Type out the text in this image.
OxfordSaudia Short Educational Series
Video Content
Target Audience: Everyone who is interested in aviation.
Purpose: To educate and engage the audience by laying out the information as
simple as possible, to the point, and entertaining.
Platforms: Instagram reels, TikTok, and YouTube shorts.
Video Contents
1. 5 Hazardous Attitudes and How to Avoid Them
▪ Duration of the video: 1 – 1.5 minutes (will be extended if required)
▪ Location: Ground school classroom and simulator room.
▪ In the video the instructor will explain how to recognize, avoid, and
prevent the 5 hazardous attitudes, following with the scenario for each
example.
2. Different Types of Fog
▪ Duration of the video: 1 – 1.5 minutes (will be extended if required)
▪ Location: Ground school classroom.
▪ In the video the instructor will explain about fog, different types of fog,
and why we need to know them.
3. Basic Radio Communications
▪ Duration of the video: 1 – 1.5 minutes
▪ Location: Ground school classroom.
* * * *
_Work to do_
Copy every line exactly. Leave nothing out.

_Response_
Type out the text in this image.
OxfordSaudia Short Educational Series
Video Content
Target Audience: Everyone who is interested in aviation.
Purpose: To educate and engage the audience by laying out the information as
simple as possible, to the point, and entertaining.
Platforms: Instagram reels, TikTok, and YouTube shorts.
Video Contents
1. 5 Hazardous Attitudes and How to Avoid Them
▪ Duration of the video: 1 – 1.5 minutes (will be extended if required)
▪ Location: Ground school classroom and simulator room.
▪ In the video the instructor will explain how to recognize, avoid, and
prevent the 5 hazardous attitudes, following with the scenario for each
example.
2. Different Types of Fog
▪ Duration of the video: 1 – 1.5 minutes (will be extended if required)
▪ Location: Ground school classroom.
▪ In the video the instructor will explain about fog, different types of fog,
and why we need to know them.
3. Basic Radio Communications
▪ Duration of the video: 1 – 1.5 minutes
▪ Location: Ground school classroom.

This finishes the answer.